- **WORK REQUIRED**:
Transcribe the records exactly. Pictures do not belong in the transcription.

- **DATA SHOWN**:
■ ■ ■ ■

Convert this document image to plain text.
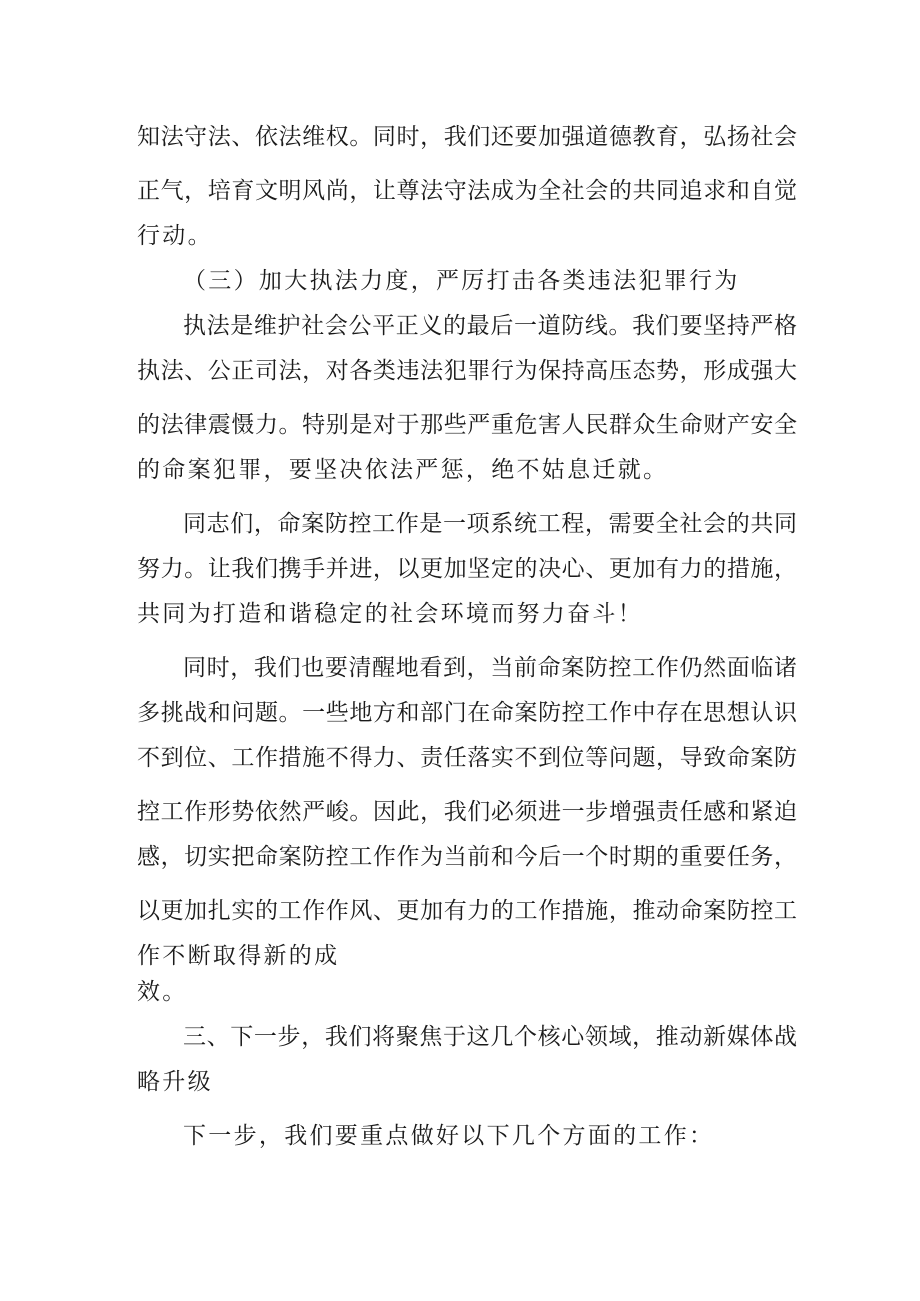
知法守法、依法维权。同时，我们还要加强道德教育，弘扬社会
正气，培育文明风尚，让尊法守法成为全社会的共同追求和自觉
行动。
（三）加大执法力度，严厉打击各类违法犯罪行为
执法是维护社会公平正义的最后一道防线。我们要坚持严格
执法、公正司法，对各类违法犯罪行为保持高压态势，形成强大
的法律震慑力。特别是对于那些严重危害人民群众生命财产安全
的命案犯罪，要坚决依法严惩，绝不姑息迁就。
同志们，命案防控工作是一项系统工程，需要全社会的共同
努力。让我们携手并进，以更加坚定的决心、更加有力的措施，
共同为打造和谐稳定的社会环境而努力奋斗！
同时，我们也要清醒地看到，当前命案防控工作仍然面临诸
多挑战和问题。一些地方和部门在命案防控工作中存在思想认识
不到位、工作措施不得力、责任落实不到位等问题，导致命案防
控工作形势依然严峻。因此，我们必须进一步增强责任感和紧迫
感，切实把命案防控工作作为当前和今后一个时期的重要任务，
以更加扎实的工作作风、更加有力的工作措施，推动命案防控工
作不断取得新的成
效。
三、下一步，我们将聚焦于这几个核心领域，推动新媒体战
略升级
下一步，我们要重点做好以下几个方面的工作：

■ ■ ■ ■

- **SOLUTION**:
Convert this document image to plain text.
知法守法、依法维权。同时，我们还要加强道德教育，弘扬社会
正气，培育文明风尚，让尊法守法成为全社会的共同追求和自觉
行动。
（三）加大执法力度，严厉打击各类违法犯罪行为
执法是维护社会公平正义的最后一道防线。我们要坚持严格
执法、公正司法，对各类违法犯罪行为保持高压态势，形成强大
的法律震慑力。特别是对于那些严重危害人民群众生命财产安全
的命案犯罪，要坚决依法严惩，绝不姑息迁就。
同志们，命案防控工作是一项系统工程，需要全社会的共同
努力。让我们携手并进，以更加坚定的决心、更加有力的措施，
共同为打造和谐稳定的社会环境而努力奋斗！
同时，我们也要清醒地看到，当前命案防控工作仍然面临诸
多挑战和问题。一些地方和部门在命案防控工作中存在思想认识
不到位、工作措施不得力、责任落实不到位等问题，导致命案防
控工作形势依然严峻。因此，我们必须进一步增强责任感和紧迫
感，切实把命案防控工作作为当前和今后一个时期的重要任务，
以更加扎实的工作作风、更加有力的工作措施，推动命案防控工
作不断取得新的成
效。
三、下一步，我们将聚焦于这几个核心领域，推动新媒体战
略升级
下一步，我们要重点做好以下几个方面的工作：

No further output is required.